#### Exercise material ####
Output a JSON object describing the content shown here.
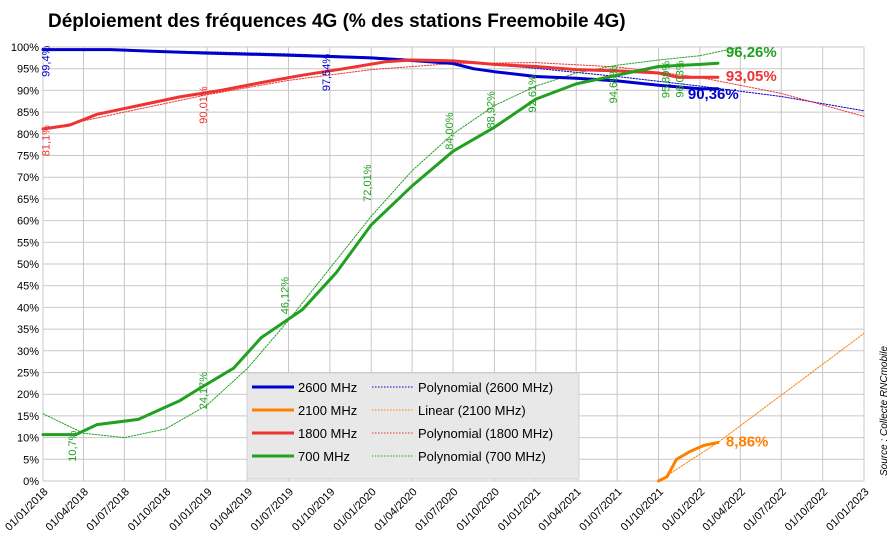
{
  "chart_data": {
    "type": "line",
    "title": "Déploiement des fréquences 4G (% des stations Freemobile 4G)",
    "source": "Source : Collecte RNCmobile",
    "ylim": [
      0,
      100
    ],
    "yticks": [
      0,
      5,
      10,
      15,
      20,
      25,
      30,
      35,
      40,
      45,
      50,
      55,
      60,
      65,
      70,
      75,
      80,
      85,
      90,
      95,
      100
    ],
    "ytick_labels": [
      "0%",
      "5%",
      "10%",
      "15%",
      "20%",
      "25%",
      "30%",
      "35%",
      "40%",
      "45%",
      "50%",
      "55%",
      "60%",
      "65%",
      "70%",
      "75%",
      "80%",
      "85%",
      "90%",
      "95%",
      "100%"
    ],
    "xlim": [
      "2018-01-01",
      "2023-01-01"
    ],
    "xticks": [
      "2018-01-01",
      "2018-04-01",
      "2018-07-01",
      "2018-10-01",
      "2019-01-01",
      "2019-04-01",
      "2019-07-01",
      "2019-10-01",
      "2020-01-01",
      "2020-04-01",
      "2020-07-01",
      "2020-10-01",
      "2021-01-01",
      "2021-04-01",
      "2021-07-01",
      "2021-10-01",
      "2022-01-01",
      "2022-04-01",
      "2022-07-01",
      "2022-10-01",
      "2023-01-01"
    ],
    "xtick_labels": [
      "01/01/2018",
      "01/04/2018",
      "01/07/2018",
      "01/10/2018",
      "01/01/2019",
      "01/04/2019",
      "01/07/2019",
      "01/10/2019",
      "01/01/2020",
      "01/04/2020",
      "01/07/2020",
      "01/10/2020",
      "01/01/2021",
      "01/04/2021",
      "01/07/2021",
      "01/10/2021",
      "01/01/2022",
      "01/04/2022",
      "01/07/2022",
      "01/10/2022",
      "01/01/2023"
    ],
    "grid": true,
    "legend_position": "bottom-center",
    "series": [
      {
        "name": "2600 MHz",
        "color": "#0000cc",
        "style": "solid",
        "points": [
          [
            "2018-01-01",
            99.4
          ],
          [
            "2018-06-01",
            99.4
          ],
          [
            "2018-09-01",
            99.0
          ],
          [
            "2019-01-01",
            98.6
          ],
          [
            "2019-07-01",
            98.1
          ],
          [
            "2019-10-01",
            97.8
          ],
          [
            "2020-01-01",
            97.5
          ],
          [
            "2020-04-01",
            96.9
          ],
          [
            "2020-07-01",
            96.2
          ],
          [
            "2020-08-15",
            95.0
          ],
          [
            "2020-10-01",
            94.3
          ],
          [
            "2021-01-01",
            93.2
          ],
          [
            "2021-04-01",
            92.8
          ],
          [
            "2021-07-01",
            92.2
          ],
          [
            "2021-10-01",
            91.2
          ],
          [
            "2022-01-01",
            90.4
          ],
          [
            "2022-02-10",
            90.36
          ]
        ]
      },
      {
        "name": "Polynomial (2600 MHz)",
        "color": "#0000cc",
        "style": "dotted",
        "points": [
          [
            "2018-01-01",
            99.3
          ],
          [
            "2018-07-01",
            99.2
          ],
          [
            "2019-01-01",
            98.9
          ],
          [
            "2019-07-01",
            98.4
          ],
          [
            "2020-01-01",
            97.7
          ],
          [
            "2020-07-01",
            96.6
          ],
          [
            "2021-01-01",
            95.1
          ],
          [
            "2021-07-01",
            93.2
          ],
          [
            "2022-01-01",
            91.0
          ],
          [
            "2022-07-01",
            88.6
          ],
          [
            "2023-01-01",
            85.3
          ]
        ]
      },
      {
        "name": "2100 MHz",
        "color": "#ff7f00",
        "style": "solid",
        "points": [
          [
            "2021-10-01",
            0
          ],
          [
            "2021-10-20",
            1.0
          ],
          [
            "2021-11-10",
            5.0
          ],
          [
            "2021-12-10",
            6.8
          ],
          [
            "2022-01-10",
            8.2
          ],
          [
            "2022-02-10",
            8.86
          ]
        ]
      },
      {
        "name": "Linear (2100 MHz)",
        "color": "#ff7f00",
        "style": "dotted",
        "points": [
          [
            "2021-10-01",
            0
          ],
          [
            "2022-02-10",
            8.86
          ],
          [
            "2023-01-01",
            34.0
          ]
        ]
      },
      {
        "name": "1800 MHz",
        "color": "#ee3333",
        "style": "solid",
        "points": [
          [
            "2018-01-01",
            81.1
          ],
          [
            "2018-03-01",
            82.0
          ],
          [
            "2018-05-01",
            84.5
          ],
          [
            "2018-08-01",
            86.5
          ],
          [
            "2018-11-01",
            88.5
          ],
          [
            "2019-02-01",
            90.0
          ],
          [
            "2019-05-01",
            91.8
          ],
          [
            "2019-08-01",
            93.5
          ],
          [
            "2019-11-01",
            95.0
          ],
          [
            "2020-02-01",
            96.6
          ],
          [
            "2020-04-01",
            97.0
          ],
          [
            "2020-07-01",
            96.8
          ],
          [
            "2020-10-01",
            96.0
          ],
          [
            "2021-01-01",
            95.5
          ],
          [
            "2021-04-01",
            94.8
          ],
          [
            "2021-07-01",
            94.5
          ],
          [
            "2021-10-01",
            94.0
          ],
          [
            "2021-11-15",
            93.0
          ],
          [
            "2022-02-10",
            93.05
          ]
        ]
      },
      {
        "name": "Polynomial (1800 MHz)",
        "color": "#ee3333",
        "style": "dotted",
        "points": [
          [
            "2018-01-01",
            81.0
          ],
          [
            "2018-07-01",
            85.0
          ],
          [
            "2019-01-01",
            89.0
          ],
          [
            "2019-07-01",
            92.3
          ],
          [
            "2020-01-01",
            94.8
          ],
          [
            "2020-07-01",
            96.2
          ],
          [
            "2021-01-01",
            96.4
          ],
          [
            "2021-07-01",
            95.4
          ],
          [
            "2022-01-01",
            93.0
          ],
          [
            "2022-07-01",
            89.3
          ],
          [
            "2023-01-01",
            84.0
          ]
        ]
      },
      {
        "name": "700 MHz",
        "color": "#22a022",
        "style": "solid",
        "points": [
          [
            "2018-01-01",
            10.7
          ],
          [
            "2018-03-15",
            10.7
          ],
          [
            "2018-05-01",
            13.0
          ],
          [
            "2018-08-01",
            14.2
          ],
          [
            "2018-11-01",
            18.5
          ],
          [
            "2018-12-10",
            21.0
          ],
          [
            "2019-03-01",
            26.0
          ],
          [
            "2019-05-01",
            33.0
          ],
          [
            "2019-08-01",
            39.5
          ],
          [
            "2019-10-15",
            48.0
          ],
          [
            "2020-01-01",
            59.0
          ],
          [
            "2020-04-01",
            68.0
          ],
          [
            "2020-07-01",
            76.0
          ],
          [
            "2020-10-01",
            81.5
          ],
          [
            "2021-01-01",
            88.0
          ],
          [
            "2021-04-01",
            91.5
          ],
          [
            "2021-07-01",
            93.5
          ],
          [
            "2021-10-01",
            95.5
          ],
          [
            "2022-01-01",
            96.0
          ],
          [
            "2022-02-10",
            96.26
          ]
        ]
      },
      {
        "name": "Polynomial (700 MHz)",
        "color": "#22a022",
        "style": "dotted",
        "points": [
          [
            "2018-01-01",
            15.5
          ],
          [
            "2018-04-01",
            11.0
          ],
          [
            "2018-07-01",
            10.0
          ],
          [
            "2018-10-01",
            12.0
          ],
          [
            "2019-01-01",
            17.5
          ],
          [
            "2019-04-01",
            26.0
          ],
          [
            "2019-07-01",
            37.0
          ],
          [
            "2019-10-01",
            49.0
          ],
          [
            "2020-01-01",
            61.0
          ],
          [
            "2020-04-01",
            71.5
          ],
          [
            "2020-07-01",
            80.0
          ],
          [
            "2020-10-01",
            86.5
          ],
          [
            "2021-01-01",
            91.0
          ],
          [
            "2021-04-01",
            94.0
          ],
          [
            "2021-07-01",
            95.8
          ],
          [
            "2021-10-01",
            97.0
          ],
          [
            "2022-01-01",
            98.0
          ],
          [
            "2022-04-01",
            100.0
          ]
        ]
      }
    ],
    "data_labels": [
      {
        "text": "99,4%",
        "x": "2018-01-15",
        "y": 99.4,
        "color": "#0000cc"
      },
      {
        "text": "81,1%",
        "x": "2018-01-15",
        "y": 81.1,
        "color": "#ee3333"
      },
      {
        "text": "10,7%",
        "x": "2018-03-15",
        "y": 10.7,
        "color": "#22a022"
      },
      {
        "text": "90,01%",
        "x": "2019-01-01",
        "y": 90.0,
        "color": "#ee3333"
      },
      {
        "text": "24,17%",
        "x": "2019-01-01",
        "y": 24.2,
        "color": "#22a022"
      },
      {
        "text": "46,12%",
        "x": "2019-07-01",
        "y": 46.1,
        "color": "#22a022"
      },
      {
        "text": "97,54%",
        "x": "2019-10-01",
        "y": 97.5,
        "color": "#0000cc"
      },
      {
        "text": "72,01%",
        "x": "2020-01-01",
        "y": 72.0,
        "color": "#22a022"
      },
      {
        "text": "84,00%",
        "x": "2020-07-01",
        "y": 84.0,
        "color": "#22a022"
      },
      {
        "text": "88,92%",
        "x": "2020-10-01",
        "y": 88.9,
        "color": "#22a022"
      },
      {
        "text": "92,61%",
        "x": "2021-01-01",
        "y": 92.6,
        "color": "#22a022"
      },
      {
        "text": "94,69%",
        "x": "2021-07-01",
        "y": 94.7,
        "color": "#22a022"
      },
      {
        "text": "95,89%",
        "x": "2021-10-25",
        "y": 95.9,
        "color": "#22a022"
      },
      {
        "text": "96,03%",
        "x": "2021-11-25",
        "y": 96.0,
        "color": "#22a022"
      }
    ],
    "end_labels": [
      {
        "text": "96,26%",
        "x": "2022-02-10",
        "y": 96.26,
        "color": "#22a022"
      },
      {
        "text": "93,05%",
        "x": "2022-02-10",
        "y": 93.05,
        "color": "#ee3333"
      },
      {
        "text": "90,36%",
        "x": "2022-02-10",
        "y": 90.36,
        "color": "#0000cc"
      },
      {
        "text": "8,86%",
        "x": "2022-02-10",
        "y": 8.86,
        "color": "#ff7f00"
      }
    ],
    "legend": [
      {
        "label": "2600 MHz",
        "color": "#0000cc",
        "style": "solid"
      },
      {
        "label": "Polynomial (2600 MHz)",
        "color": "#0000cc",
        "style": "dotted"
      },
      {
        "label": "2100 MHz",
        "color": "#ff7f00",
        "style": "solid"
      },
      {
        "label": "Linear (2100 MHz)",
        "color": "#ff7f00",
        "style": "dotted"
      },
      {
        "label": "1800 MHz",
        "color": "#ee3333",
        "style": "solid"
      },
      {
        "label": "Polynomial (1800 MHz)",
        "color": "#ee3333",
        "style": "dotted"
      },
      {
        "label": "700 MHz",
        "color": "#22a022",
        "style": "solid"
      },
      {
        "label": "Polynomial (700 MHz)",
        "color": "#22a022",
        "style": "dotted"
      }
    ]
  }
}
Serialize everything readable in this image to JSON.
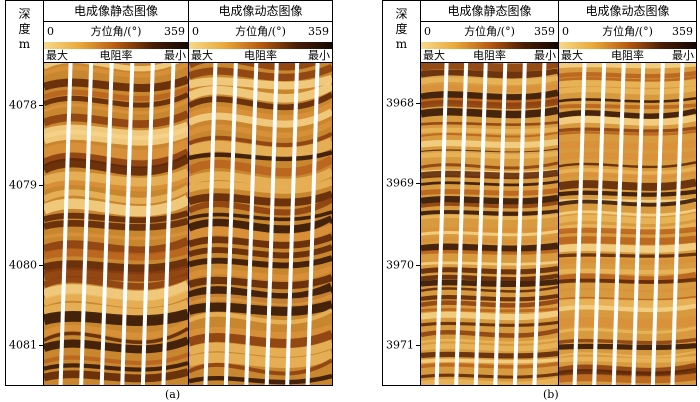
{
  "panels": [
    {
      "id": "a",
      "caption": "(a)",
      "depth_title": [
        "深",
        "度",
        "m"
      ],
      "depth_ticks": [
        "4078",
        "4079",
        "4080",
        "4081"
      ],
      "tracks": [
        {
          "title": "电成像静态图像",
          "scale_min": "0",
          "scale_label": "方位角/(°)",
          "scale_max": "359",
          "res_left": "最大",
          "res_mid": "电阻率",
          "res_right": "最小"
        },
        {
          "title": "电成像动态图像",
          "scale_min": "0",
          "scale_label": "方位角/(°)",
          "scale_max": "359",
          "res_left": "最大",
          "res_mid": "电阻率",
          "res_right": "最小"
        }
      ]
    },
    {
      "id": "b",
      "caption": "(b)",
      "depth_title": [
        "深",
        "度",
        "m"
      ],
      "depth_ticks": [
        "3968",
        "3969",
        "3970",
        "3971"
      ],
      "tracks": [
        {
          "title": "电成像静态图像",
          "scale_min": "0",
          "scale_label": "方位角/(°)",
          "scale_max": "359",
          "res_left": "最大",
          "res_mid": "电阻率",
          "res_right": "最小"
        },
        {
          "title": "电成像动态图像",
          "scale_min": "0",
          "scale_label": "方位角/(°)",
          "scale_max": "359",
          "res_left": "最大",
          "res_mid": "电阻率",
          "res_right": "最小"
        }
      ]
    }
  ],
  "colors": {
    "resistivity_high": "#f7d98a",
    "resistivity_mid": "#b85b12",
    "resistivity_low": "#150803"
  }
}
####
■ Goal of the exercise: In the records, locate each line holding the string "name" and copy it.

■ Result of the exercise:
        "name": "2600 MHz",
        "name": "Polynomial (2600 MHz)",
        "name": "2100 MHz",
        "name": "Linear (2100 MHz)",
        "name": "1800 MHz",
        "name": "Polynomial (1800 MHz)",
        "name": "700 MHz",
        "name": "Polynomial (700 MHz)",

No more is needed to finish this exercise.